[Stored data entries]
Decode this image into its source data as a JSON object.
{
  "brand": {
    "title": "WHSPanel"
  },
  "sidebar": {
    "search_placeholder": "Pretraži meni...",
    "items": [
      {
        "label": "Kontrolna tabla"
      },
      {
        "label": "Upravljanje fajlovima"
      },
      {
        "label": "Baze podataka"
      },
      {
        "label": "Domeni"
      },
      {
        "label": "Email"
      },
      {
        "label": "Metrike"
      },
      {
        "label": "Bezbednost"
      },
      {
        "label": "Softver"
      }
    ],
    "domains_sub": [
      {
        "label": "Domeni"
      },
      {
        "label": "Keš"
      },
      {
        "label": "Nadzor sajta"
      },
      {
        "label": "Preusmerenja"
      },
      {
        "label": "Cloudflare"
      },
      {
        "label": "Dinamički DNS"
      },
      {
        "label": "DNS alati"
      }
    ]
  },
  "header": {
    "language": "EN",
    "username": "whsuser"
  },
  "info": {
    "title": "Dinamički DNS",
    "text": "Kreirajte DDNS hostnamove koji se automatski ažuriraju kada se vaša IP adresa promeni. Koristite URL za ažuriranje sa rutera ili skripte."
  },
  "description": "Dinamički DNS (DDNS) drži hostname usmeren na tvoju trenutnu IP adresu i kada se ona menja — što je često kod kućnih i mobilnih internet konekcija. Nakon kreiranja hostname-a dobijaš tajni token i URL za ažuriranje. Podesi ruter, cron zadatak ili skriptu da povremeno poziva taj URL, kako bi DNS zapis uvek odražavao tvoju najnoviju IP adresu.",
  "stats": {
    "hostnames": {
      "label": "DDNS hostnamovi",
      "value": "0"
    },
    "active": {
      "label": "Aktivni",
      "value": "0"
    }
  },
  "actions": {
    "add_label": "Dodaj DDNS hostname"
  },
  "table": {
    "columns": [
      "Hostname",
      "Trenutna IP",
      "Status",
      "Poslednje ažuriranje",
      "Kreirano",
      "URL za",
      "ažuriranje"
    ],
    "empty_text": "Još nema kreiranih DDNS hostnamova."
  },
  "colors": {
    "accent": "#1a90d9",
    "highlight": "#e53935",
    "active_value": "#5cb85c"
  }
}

* * *

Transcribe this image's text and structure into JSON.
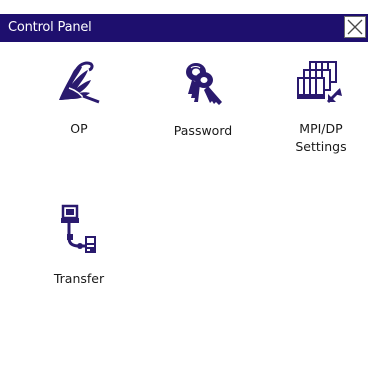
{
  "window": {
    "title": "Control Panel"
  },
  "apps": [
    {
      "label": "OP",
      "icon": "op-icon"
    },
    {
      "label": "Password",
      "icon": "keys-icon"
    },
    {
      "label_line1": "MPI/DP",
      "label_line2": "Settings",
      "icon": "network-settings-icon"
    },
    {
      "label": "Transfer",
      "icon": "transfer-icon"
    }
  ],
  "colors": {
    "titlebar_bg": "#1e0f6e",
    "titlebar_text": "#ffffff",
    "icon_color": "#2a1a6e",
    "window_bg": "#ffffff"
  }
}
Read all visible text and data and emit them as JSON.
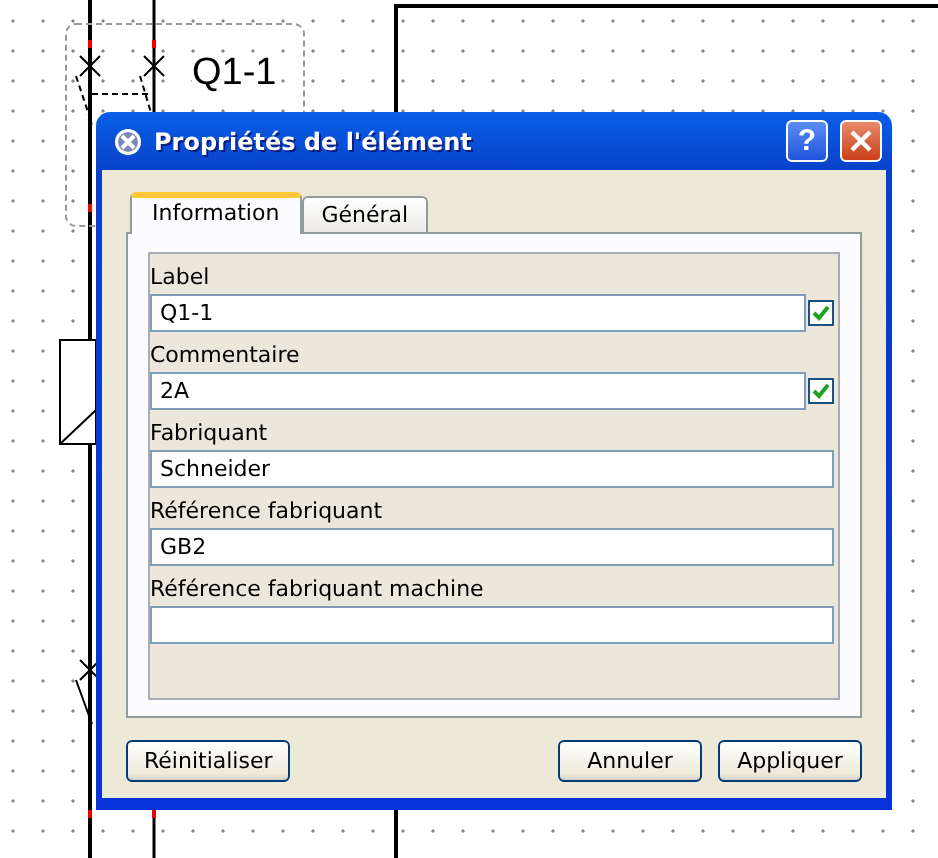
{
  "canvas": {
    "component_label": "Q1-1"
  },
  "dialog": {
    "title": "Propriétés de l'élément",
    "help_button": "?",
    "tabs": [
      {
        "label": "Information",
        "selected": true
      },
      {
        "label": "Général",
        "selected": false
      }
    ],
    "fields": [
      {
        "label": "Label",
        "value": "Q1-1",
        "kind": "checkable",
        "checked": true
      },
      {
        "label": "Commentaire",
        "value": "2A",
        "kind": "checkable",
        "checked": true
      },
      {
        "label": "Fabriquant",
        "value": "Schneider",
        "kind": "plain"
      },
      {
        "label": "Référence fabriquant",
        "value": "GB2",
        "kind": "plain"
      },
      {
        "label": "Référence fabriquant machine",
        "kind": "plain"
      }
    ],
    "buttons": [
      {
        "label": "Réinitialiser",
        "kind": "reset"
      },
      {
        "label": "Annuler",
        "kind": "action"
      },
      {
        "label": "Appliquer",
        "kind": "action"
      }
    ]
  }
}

» WORK TO COMPLETE: Return only the number of lines in the entries that contain the string "image".

» FULL ANSWER: 2